- _Task details_
Write out all of the data without omission, exactly as shown.

- _Supplied information_
━━━━━━
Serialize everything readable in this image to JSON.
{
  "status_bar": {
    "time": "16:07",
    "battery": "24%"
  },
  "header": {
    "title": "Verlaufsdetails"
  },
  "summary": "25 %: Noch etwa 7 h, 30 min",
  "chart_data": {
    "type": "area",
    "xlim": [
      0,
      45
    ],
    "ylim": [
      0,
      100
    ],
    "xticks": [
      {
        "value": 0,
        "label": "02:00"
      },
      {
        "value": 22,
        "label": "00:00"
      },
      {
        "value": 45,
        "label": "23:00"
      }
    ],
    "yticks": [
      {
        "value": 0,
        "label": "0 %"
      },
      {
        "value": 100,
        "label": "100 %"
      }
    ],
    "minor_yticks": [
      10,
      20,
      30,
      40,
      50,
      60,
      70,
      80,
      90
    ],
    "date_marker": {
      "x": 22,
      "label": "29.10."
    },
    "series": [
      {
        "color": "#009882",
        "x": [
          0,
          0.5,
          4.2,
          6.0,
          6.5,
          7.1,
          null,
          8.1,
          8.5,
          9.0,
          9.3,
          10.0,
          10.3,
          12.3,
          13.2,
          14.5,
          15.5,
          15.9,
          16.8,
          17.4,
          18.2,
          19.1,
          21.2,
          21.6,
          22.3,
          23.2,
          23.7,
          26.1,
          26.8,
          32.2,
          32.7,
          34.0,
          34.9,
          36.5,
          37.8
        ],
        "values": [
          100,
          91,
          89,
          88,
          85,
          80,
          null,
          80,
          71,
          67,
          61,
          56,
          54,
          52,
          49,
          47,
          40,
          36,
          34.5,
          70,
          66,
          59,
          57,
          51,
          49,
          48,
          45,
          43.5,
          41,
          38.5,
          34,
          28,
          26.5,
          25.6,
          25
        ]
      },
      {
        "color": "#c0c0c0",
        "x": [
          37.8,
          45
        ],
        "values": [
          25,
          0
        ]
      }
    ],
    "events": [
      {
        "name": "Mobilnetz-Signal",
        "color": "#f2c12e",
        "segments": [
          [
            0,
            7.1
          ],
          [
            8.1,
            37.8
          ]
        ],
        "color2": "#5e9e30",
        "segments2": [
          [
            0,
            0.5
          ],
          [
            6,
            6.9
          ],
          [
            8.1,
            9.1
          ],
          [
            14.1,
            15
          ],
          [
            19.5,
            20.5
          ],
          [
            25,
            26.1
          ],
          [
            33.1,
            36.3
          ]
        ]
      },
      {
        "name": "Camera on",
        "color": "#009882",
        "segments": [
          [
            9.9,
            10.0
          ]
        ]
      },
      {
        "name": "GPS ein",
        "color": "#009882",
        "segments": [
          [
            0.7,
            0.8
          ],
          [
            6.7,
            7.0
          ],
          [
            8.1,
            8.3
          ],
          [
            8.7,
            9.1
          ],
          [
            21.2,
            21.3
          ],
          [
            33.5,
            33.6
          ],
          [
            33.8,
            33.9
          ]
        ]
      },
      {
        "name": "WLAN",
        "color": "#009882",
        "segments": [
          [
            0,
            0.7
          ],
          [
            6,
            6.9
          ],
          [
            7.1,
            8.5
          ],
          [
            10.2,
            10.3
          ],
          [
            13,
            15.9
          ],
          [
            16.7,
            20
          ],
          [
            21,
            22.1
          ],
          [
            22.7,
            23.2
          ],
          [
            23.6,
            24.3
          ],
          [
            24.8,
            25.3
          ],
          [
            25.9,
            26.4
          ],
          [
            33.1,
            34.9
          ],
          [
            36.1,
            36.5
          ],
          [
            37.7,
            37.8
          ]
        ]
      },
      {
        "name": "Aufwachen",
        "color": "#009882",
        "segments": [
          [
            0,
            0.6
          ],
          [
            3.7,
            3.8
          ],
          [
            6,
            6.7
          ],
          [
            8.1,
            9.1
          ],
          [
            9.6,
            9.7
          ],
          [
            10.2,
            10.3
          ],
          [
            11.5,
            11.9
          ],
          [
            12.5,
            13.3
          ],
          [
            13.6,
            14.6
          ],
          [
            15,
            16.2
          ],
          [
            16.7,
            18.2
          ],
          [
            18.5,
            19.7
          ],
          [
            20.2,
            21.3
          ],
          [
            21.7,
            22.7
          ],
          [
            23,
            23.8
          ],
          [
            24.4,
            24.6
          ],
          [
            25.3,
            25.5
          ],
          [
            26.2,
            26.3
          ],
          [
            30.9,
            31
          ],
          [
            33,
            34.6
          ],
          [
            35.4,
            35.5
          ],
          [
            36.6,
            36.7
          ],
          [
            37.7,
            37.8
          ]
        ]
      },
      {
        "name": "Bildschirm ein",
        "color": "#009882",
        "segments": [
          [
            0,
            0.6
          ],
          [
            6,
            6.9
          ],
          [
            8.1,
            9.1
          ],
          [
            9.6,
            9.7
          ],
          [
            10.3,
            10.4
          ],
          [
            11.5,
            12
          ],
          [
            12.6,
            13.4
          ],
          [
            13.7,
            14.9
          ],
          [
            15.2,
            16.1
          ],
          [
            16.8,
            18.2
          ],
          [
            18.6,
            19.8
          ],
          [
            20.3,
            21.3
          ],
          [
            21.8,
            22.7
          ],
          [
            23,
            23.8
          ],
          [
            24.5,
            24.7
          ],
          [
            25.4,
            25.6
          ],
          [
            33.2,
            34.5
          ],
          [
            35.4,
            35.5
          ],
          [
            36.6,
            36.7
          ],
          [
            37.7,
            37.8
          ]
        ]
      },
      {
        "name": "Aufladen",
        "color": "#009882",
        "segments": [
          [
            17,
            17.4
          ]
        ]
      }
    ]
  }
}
━━━━━━
- _Task result_
Serialize everything readable in this image to JSON.
{
  "status_bar": {
    "time": "16:07",
    "battery": "24%"
  },
  "header": {
    "title": "Verlaufsdetails"
  },
  "summary": "25 %: Noch etwa 7 h, 30 min",
  "chart_data": {
    "type": "area",
    "xlim": [
      0,
      45
    ],
    "ylim": [
      0,
      100
    ],
    "xticks": [
      {
        "value": 0,
        "label": "02:00"
      },
      {
        "value": 22,
        "label": "00:00"
      },
      {
        "value": 45,
        "label": "23:00"
      }
    ],
    "yticks": [
      {
        "value": 0,
        "label": "0 %"
      },
      {
        "value": 100,
        "label": "100 %"
      }
    ],
    "minor_yticks": [
      10,
      20,
      30,
      40,
      50,
      60,
      70,
      80,
      90
    ],
    "date_marker": {
      "x": 22,
      "label": "29.10."
    },
    "series": [
      {
        "color": "#009882",
        "x": [
          0,
          0.5,
          4.2,
          6.0,
          6.5,
          7.1,
          null,
          8.1,
          8.5,
          9.0,
          9.3,
          10.0,
          10.3,
          12.3,
          13.2,
          14.5,
          15.5,
          15.9,
          16.8,
          17.4,
          18.2,
          19.1,
          21.2,
          21.6,
          22.3,
          23.2,
          23.7,
          26.1,
          26.8,
          32.2,
          32.7,
          34.0,
          34.9,
          36.5,
          37.8
        ],
        "values": [
          100,
          91,
          89,
          88,
          85,
          80,
          null,
          80,
          71,
          67,
          61,
          56,
          54,
          52,
          49,
          47,
          40,
          36,
          34.5,
          70,
          66,
          59,
          57,
          51,
          49,
          48,
          45,
          43.5,
          41,
          38.5,
          34,
          28,
          26.5,
          25.6,
          25
        ]
      },
      {
        "color": "#c0c0c0",
        "x": [
          37.8,
          45
        ],
        "values": [
          25,
          0
        ]
      }
    ],
    "events": [
      {
        "name": "Mobilnetz-Signal",
        "color": "#f2c12e",
        "segments": [
          [
            0,
            7.1
          ],
          [
            8.1,
            37.8
          ]
        ],
        "color2": "#5e9e30",
        "segments2": [
          [
            0,
            0.5
          ],
          [
            6,
            6.9
          ],
          [
            8.1,
            9.1
          ],
          [
            14.1,
            15
          ],
          [
            19.5,
            20.5
          ],
          [
            25,
            26.1
          ],
          [
            33.1,
            36.3
          ]
        ]
      },
      {
        "name": "Camera on",
        "color": "#009882",
        "segments": [
          [
            9.9,
            10.0
          ]
        ]
      },
      {
        "name": "GPS ein",
        "color": "#009882",
        "segments": [
          [
            0.7,
            0.8
          ],
          [
            6.7,
            7.0
          ],
          [
            8.1,
            8.3
          ],
          [
            8.7,
            9.1
          ],
          [
            21.2,
            21.3
          ],
          [
            33.5,
            33.6
          ],
          [
            33.8,
            33.9
          ]
        ]
      },
      {
        "name": "WLAN",
        "color": "#009882",
        "segments": [
          [
            0,
            0.7
          ],
          [
            6,
            6.9
          ],
          [
            7.1,
            8.5
          ],
          [
            10.2,
            10.3
          ],
          [
            13,
            15.9
          ],
          [
            16.7,
            20
          ],
          [
            21,
            22.1
          ],
          [
            22.7,
            23.2
          ],
          [
            23.6,
            24.3
          ],
          [
            24.8,
            25.3
          ],
          [
            25.9,
            26.4
          ],
          [
            33.1,
            34.9
          ],
          [
            36.1,
            36.5
          ],
          [
            37.7,
            37.8
          ]
        ]
      },
      {
        "name": "Aufwachen",
        "color": "#009882",
        "segments": [
          [
            0,
            0.6
          ],
          [
            3.7,
            3.8
          ],
          [
            6,
            6.7
          ],
          [
            8.1,
            9.1
          ],
          [
            9.6,
            9.7
          ],
          [
            10.2,
            10.3
          ],
          [
            11.5,
            11.9
          ],
          [
            12.5,
            13.3
          ],
          [
            13.6,
            14.6
          ],
          [
            15,
            16.2
          ],
          [
            16.7,
            18.2
          ],
          [
            18.5,
            19.7
          ],
          [
            20.2,
            21.3
          ],
          [
            21.7,
            22.7
          ],
          [
            23,
            23.8
          ],
          [
            24.4,
            24.6
          ],
          [
            25.3,
            25.5
          ],
          [
            26.2,
            26.3
          ],
          [
            30.9,
            31
          ],
          [
            33,
            34.6
          ],
          [
            35.4,
            35.5
          ],
          [
            36.6,
            36.7
          ],
          [
            37.7,
            37.8
          ]
        ]
      },
      {
        "name": "Bildschirm ein",
        "color": "#009882",
        "segments": [
          [
            0,
            0.6
          ],
          [
            6,
            6.9
          ],
          [
            8.1,
            9.1
          ],
          [
            9.6,
            9.7
          ],
          [
            10.3,
            10.4
          ],
          [
            11.5,
            12
          ],
          [
            12.6,
            13.4
          ],
          [
            13.7,
            14.9
          ],
          [
            15.2,
            16.1
          ],
          [
            16.8,
            18.2
          ],
          [
            18.6,
            19.8
          ],
          [
            20.3,
            21.3
          ],
          [
            21.8,
            22.7
          ],
          [
            23,
            23.8
          ],
          [
            24.5,
            24.7
          ],
          [
            25.4,
            25.6
          ],
          [
            33.2,
            34.5
          ],
          [
            35.4,
            35.5
          ],
          [
            36.6,
            36.7
          ],
          [
            37.7,
            37.8
          ]
        ]
      },
      {
        "name": "Aufladen",
        "color": "#009882",
        "segments": [
          [
            17,
            17.4
          ]
        ]
      }
    ]
  }
}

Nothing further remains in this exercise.